*DOCUMENT SECTION*.
►

Classic tensor tomography considers models of the form $$\hat{r}\varvec{U}\hat{r}$$ comprising a unit orientation vector $$\hat{r}\in \mathbb {R}^{3}$$ with $$\left\| \hat{r}\right\| =1$$ and a symmetric tensor $$\varvec{U}\in \mathbb {R}^{3\times 3}$$ with $$\varvec{U}=\varvec{U}^{T}$$, which are generally linear (i.e., $$\sum _{j}\hat{r}\,\varvec{U}^{(j)}\hat{r}=\hat{r}(\sum _{j}\varvec{U}^{(j)})\hat{r}\,$$). Given the actual dark-field signal dependence on both the optical axis $$\hat{n}$$ and the direction $$\hat{e}$$ of grating sensitivity, two obvious models thus suggest themselves:

\begin{aligned} \mu _{\mathrm {DF}}(\hat{e},\hat{n},\varvec{N})\approx \hat{n}\varvec{N}\hat{n} \end{aligned}
(4)

and

\begin{aligned} \mu _{\mathrm {DF}}(\hat{e},\hat{n},\varvec{E})\approx \hat{e}\varvec{E}\hat{e}\,, \end{aligned}
(5)

which capture either of the dark-field contrast’s orientation dependencies respectively. The designations $$\varvec{N}$$ and $$\varvec{E}$$ for the respective symmetric $$3\times 3$$ tensors have been chosen for clear discernibility of both models. They both do represent gross simplifications whose adequacy remains to be justified, and it therefore is the aim of the present article to discuss their relation to the actual contrast mechanism of dark-field imaging better described by Eq. (3).

◄

*TASKS TO PERFORM*.
1. List every equation number in the tomography passage, in the order they appear.
2. Return the stretch of the tomography passage that begins with the words containing "which capture either" and ends with "described by Eq. (3).", copied verbatim.
The lines after this passage come from a separate source.

*RECORDED DATA*.
►

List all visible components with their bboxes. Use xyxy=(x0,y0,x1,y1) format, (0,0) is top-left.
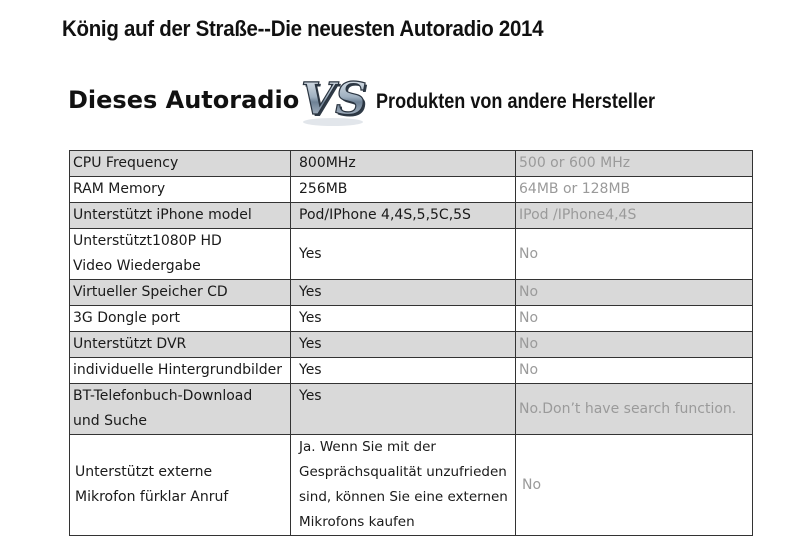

◄

*RESULTS BY TASK*.
1. 4, 5, 3

2.
which capture either of the dark-field contrast’s orientation dependencies respectively. The designations $$\varvec{N}$$ and $$\varvec{E}$$ for the respective symmetric $$3\times 3$$ tensors have been chosen for clear discernibility of both models. They both do represent gross simplifications whose adequacy remains to be justified, and it therefore is the aim of the present article to discuss their relation to the actual contrast mechanism of dark-field imaging better described by Eq. (3).